*PASSAGE FOR REVIEW:*
——

Synaccess Agent
The Synaccess Agent interfaces with the power strip over ethernet to control different outlets as well as get their status.
usage: python3 agent.py [-h] [--ip-address IP_ADDRESS] [--username USERNAME]
[--password PASSWORD]
[--outlet-names OUTLET_NAMES [OUTLET_NAMES ...]]
[--num-outlets NUM_OUTLETS]
Agent Options
- --ip-address
IP address for the device.
- --username
Username credential to login to device.
- --password
Password credential to login to device.
- --outlet-names
List of outlet names.
- --num-outlets
Number of outlets for the device.
Default: 5
Configuration File Examples
Below are configuration examples for the ocs config file and for running the Agent in a docker container.
OCS Site Config
To configure the Synaccess Agent we need to add a Synaccess Agent block to our ocs configuration file. Here is an example configuration block using all of the available arguments:
{'agent-class': 'SynaccessAgent',
'instance-id': 'synacc',
'arguments':[
['--ip-address', '10.10.10.8'],
['--username', 'admin'],
['--password', 'admin'],
['--outlet-names', ['outlet1', 'outlet2', 'outlet3', 'outlet4', 'outlet5']]
]}
Docker Compose
The Synaccess Agent should be configured to run in a Docker container. An example docker-compose service configuration is shown here:
ocs-synacc:
image: simonsobs/socs:latest
hostname: ocs-docker
network_mode: "host"

——

*YOUR OBJECTIVE:* Resume the Synaccess Agent documentation from the point where it stops. The entries that follow are unrelated material and not part of the Synaccess Agent documentation.

*DATA EXCERPTS:*
——

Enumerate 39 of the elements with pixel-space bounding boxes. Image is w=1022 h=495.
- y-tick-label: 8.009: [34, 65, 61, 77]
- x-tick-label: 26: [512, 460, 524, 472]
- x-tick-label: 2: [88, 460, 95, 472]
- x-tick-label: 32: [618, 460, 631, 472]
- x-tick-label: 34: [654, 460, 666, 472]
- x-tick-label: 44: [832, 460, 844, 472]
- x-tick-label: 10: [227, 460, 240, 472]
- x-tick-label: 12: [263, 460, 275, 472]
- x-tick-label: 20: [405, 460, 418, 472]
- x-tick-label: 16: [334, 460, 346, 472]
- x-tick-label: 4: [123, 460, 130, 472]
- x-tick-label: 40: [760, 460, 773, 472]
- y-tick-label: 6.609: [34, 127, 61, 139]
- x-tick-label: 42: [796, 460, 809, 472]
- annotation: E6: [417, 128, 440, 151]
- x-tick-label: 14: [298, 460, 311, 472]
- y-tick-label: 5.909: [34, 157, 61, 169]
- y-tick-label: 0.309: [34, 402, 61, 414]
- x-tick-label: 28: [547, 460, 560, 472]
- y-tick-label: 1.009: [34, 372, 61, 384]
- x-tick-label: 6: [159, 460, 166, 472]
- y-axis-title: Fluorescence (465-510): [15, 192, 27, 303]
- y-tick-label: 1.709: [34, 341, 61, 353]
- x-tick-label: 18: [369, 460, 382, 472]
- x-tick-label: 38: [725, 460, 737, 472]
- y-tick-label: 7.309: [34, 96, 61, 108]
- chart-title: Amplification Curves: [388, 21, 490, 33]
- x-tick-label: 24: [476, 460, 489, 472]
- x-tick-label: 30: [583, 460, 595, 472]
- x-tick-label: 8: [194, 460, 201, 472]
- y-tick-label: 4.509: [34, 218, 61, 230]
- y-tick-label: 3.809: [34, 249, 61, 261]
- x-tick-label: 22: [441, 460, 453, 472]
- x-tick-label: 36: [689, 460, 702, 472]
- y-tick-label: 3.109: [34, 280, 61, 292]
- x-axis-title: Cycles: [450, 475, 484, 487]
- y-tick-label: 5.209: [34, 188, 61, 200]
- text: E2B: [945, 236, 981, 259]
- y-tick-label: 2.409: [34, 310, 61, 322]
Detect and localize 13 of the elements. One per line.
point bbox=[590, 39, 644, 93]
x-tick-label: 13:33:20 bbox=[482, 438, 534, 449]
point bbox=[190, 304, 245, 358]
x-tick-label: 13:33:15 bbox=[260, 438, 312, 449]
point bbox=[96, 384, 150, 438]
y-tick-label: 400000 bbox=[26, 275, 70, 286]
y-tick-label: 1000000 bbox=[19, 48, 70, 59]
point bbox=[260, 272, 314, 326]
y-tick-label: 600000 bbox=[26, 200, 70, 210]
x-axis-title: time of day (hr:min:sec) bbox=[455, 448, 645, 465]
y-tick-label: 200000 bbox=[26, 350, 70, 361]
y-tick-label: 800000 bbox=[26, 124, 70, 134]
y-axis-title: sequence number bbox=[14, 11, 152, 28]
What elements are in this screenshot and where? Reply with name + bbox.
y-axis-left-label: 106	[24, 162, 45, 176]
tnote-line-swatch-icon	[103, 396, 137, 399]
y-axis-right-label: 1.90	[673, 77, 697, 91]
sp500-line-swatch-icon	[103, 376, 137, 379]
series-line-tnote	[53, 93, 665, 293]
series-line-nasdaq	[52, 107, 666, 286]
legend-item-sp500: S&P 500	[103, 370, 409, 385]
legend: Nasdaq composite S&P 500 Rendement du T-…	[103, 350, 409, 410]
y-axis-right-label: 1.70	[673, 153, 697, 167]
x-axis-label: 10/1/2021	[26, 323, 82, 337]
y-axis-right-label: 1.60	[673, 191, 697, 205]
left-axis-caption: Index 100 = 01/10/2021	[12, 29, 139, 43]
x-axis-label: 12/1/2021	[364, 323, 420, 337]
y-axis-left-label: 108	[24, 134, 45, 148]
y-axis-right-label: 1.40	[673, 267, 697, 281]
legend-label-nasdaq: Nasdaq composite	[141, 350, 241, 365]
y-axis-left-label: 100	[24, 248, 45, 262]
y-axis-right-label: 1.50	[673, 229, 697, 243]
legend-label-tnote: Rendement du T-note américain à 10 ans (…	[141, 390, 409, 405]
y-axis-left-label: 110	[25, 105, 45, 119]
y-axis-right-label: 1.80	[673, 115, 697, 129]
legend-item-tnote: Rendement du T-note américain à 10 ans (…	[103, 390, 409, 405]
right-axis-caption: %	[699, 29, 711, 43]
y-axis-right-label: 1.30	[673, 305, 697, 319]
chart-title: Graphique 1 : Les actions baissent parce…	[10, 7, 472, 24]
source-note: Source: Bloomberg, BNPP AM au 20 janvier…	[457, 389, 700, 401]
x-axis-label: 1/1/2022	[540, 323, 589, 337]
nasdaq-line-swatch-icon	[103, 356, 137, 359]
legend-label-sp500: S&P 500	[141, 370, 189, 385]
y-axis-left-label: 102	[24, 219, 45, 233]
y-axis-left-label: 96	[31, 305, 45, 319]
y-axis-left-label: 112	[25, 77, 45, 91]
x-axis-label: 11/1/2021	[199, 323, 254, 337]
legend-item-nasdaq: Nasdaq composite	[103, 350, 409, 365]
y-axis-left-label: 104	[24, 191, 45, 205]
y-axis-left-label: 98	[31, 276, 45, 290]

——

*OUTPUT OF THE EXERCISE:*
environment:
- INSTANCE_ID=synacc
volumes:
- ${OCS_CONFIG_DIR}:/config:ro
Since the agent within the container needs to communicate with hardware on the
host network you must use network_mode: "host"
in your compose file.
Agent API
- class socs.agents.synacc.agent.SynaccessAgent(agent, ip_address, username, password, outlet_names=None, num_outlets=5)[source]
Agent to control and monitor Synaccess Networks PDUs.
- Parameters:
ip_address (str) – IP address for the device.
username (str) – Username credential to login to device.
password (str) – Password credential to login to device.
outlet_names (list of str) – List of outlet names.
num_outlets (int) – Number of outlets for device.
- reboot(outlet)[source]
Task - Reboot a given outlet.
- Parameters:
outlet (int) – The outlet that we are changing the state of.
- set_outlet(outlet, on)[source]
Task - Set a particular outlet on/off.
- Parameters:
outlet (int) – The outlet that we are changing the state of.
on (bool) – The new state. True for on, False for off.
- set_all(on)[source]
Task - Set all outlets on/off.
- Parameters:
on (bool) – The new state. True for on, False for off.
- acq()[source]
Process - Start data acquisition.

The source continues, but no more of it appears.